### AIM OF THE EXERCISE
Retype the data below without altering anything.

== TASK INPUTS ==

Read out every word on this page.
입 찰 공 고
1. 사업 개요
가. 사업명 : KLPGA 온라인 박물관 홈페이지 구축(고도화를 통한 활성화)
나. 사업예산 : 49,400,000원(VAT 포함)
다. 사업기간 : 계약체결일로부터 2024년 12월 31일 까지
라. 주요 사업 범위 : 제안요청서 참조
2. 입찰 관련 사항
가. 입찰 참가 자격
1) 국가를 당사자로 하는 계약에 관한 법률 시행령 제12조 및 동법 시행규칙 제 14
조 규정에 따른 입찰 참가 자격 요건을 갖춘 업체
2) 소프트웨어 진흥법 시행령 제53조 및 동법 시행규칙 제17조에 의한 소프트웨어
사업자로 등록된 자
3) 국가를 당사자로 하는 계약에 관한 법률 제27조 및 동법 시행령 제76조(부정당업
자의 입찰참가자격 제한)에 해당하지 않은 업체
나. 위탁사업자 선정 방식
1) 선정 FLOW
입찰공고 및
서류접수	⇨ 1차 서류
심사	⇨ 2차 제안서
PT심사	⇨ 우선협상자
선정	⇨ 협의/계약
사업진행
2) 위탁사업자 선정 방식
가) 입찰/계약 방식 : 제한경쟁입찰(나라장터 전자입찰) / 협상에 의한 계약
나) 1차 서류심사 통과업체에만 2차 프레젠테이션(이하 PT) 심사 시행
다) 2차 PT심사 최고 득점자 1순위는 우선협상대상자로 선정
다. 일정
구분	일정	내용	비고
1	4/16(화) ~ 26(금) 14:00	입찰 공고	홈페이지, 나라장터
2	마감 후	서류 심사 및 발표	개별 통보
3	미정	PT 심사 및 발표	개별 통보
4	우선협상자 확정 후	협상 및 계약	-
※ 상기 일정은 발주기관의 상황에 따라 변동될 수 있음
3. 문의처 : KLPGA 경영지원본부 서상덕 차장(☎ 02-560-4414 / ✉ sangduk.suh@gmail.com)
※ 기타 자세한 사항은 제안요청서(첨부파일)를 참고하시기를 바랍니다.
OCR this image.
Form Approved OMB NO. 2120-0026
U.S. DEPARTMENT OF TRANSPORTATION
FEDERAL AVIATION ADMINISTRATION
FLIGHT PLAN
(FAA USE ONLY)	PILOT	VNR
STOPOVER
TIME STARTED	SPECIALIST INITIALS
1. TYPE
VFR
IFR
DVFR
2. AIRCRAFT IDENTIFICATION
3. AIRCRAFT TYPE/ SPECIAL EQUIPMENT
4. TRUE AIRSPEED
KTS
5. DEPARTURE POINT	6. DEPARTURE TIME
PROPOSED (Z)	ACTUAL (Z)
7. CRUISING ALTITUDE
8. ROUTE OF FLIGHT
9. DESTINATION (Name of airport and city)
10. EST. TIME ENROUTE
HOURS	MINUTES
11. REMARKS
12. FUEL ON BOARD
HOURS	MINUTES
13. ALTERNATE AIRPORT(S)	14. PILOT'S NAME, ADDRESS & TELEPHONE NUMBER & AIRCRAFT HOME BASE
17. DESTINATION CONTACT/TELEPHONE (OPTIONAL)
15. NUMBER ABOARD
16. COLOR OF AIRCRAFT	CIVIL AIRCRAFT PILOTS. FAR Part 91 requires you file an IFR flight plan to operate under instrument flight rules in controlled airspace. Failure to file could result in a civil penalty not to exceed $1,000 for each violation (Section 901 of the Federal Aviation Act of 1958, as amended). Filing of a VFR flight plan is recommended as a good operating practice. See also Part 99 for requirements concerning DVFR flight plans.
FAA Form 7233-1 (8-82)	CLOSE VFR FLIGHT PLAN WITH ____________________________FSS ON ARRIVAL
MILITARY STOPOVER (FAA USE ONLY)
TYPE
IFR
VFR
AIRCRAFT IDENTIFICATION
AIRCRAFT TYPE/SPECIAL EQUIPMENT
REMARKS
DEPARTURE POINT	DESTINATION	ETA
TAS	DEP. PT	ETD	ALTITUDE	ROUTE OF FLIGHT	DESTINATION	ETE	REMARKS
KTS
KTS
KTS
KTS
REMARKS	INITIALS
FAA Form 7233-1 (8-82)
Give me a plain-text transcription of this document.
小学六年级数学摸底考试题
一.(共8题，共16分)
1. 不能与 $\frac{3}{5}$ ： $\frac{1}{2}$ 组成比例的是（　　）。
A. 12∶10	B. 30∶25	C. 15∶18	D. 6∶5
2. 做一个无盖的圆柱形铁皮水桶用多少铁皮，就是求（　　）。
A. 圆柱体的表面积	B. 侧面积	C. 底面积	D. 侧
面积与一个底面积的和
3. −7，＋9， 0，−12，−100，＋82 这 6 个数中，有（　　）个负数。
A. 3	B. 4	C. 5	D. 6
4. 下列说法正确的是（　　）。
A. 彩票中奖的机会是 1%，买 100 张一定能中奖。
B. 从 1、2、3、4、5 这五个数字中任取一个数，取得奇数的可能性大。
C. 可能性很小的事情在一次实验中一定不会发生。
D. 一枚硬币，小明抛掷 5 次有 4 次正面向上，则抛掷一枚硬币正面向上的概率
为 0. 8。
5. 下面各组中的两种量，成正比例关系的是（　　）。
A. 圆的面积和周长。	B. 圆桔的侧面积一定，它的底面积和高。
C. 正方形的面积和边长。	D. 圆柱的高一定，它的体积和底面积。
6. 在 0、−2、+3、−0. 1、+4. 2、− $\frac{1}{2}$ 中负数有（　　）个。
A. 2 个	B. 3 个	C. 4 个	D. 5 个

===

### FINISHED ANSWER
Read out every word on this page.
입 찰 공 고
1. 사업 개요
가. 사업명 : KLPGA 온라인 박물관 홈페이지 구축(고도화를 통한 활성화)
나. 사업예산 : 49,400,000원(VAT 포함)
다. 사업기간 : 계약체결일로부터 2024년 12월 31일 까지
라. 주요 사업 범위 : 제안요청서 참조
2. 입찰 관련 사항
가. 입찰 참가 자격
1) 국가를 당사자로 하는 계약에 관한 법률 시행령 제12조 및 동법 시행규칙 제 14
조 규정에 따른 입찰 참가 자격 요건을 갖춘 업체
2) 소프트웨어 진흥법 시행령 제53조 및 동법 시행규칙 제17조에 의한 소프트웨어
사업자로 등록된 자
3) 국가를 당사자로 하는 계약에 관한 법률 제27조 및 동법 시행령 제76조(부정당업
자의 입찰참가자격 제한)에 해당하지 않은 업체
나. 위탁사업자 선정 방식
1) 선정 FLOW
입찰공고 및
서류접수	⇨ 1차 서류
심사	⇨ 2차 제안서
PT심사	⇨ 우선협상자
선정	⇨ 협의/계약
사업진행
2) 위탁사업자 선정 방식
가) 입찰/계약 방식 : 제한경쟁입찰(나라장터 전자입찰) / 협상에 의한 계약
나) 1차 서류심사 통과업체에만 2차 프레젠테이션(이하 PT) 심사 시행
다) 2차 PT심사 최고 득점자 1순위는 우선협상대상자로 선정
다. 일정
구분	일정	내용	비고
1	4/16(화) ~ 26(금) 14:00	입찰 공고	홈페이지, 나라장터
2	마감 후	서류 심사 및 발표	개별 통보
3	미정	PT 심사 및 발표	개별 통보
4	우선협상자 확정 후	협상 및 계약	-
※ 상기 일정은 발주기관의 상황에 따라 변동될 수 있음
3. 문의처 : KLPGA 경영지원본부 서상덕 차장(☎ 02-560-4414 / ✉ sangduk.suh@gmail.com)
※ 기타 자세한 사항은 제안요청서(첨부파일)를 참고하시기를 바랍니다.
OCR this image.
Form Approved OMB NO. 2120-0026
U.S. DEPARTMENT OF TRANSPORTATION
FEDERAL AVIATION ADMINISTRATION
FLIGHT PLAN
(FAA USE ONLY)	PILOT	VNR
STOPOVER
TIME STARTED	SPECIALIST INITIALS
1. TYPE
VFR
IFR
DVFR
2. AIRCRAFT IDENTIFICATION
3. AIRCRAFT TYPE/ SPECIAL EQUIPMENT
4. TRUE AIRSPEED
KTS
5. DEPARTURE POINT	6. DEPARTURE TIME
PROPOSED (Z)	ACTUAL (Z)
7. CRUISING ALTITUDE
8. ROUTE OF FLIGHT
9. DESTINATION (Name of airport and city)
10. EST. TIME ENROUTE
HOURS	MINUTES
11. REMARKS
12. FUEL ON BOARD
HOURS	MINUTES
13. ALTERNATE AIRPORT(S)	14. PILOT'S NAME, ADDRESS & TELEPHONE NUMBER & AIRCRAFT HOME BASE
17. DESTINATION CONTACT/TELEPHONE (OPTIONAL)
15. NUMBER ABOARD
16. COLOR OF AIRCRAFT	CIVIL AIRCRAFT PILOTS. FAR Part 91 requires you file an IFR flight plan to operate under instrument flight rules in controlled airspace. Failure to file could result in a civil penalty not to exceed $1,000 for each violation (Section 901 of the Federal Aviation Act of 1958, as amended). Filing of a VFR flight plan is recommended as a good operating practice. See also Part 99 for requirements concerning DVFR flight plans.
FAA Form 7233-1 (8-82)	CLOSE VFR FLIGHT PLAN WITH ____________________________FSS ON ARRIVAL
MILITARY STOPOVER (FAA USE ONLY)
TYPE
IFR
VFR
AIRCRAFT IDENTIFICATION
AIRCRAFT TYPE/SPECIAL EQUIPMENT
REMARKS
DEPARTURE POINT	DESTINATION	ETA
TAS	DEP. PT	ETD	ALTITUDE	ROUTE OF FLIGHT	DESTINATION	ETE	REMARKS
KTS
KTS
KTS
KTS
REMARKS	INITIALS
FAA Form 7233-1 (8-82)
Give me a plain-text transcription of this document.
小学六年级数学摸底考试题
一.(共8题，共16分)
1. 不能与 $\frac{3}{5}$ ： $\frac{1}{2}$ 组成比例的是（　　）。
A. 12∶10	B. 30∶25	C. 15∶18	D. 6∶5
2. 做一个无盖的圆柱形铁皮水桶用多少铁皮，就是求（　　）。
A. 圆柱体的表面积	B. 侧面积	C. 底面积	D. 侧
面积与一个底面积的和
3. −7，＋9， 0，−12，−100，＋82 这 6 个数中，有（　　）个负数。
A. 3	B. 4	C. 5	D. 6
4. 下列说法正确的是（　　）。
A. 彩票中奖的机会是 1%，买 100 张一定能中奖。
B. 从 1、2、3、4、5 这五个数字中任取一个数，取得奇数的可能性大。
C. 可能性很小的事情在一次实验中一定不会发生。
D. 一枚硬币，小明抛掷 5 次有 4 次正面向上，则抛掷一枚硬币正面向上的概率
为 0. 8。
5. 下面各组中的两种量，成正比例关系的是（　　）。
A. 圆的面积和周长。	B. 圆桔的侧面积一定，它的底面积和高。
C. 正方形的面积和边长。	D. 圆柱的高一定，它的体积和底面积。
6. 在 0、−2、+3、−0. 1、+4. 2、− $\frac{1}{2}$ 中负数有（　　）个。
A. 2 个	B. 3 个	C. 4 个	D. 5 个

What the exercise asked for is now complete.